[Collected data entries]
___
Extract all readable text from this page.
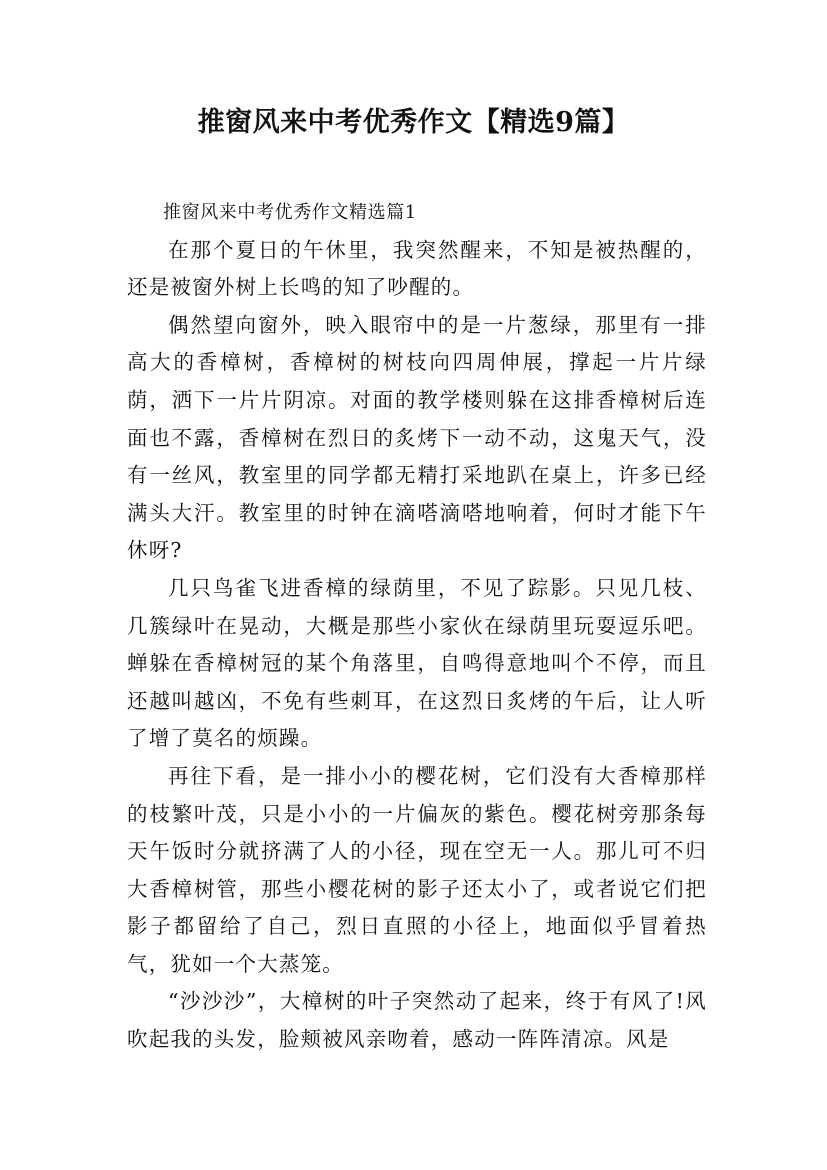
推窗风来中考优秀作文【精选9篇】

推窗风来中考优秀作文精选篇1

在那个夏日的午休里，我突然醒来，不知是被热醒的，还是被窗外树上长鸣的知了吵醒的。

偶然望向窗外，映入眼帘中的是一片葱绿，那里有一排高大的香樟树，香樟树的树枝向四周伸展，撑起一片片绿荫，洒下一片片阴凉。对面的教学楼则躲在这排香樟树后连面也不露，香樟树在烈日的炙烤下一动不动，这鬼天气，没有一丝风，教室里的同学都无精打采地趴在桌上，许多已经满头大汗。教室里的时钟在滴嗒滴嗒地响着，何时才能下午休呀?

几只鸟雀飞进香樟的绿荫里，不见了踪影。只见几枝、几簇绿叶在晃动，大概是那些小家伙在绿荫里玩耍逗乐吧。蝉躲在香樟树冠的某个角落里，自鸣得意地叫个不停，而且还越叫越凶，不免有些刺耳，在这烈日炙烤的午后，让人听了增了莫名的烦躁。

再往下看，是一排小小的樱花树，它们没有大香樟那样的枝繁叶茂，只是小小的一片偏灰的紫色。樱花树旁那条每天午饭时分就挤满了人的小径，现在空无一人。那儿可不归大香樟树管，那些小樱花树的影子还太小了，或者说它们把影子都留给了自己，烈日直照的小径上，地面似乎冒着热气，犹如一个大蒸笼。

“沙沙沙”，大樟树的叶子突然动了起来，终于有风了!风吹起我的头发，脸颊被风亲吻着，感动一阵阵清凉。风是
___
Transcribe the entries above verbatim, omitting their pictures.

▶ Exercise solution:
Extract all readable text from this page.
推窗风来中考优秀作文【精选9篇】

推窗风来中考优秀作文精选篇1

在那个夏日的午休里，我突然醒来，不知是被热醒的，还是被窗外树上长鸣的知了吵醒的。

偶然望向窗外，映入眼帘中的是一片葱绿，那里有一排高大的香樟树，香樟树的树枝向四周伸展，撑起一片片绿荫，洒下一片片阴凉。对面的教学楼则躲在这排香樟树后连面也不露，香樟树在烈日的炙烤下一动不动，这鬼天气，没有一丝风，教室里的同学都无精打采地趴在桌上，许多已经满头大汗。教室里的时钟在滴嗒滴嗒地响着，何时才能下午休呀?

几只鸟雀飞进香樟的绿荫里，不见了踪影。只见几枝、几簇绿叶在晃动，大概是那些小家伙在绿荫里玩耍逗乐吧。蝉躲在香樟树冠的某个角落里，自鸣得意地叫个不停，而且还越叫越凶，不免有些刺耳，在这烈日炙烤的午后，让人听了增了莫名的烦躁。

再往下看，是一排小小的樱花树，它们没有大香樟那样的枝繁叶茂，只是小小的一片偏灰的紫色。樱花树旁那条每天午饭时分就挤满了人的小径，现在空无一人。那儿可不归大香樟树管，那些小樱花树的影子还太小了，或者说它们把影子都留给了自己，烈日直照的小径上，地面似乎冒着热气，犹如一个大蒸笼。

“沙沙沙”，大樟树的叶子突然动了起来，终于有风了!风吹起我的头发，脸颊被风亲吻着，感动一阵阵清凉。风是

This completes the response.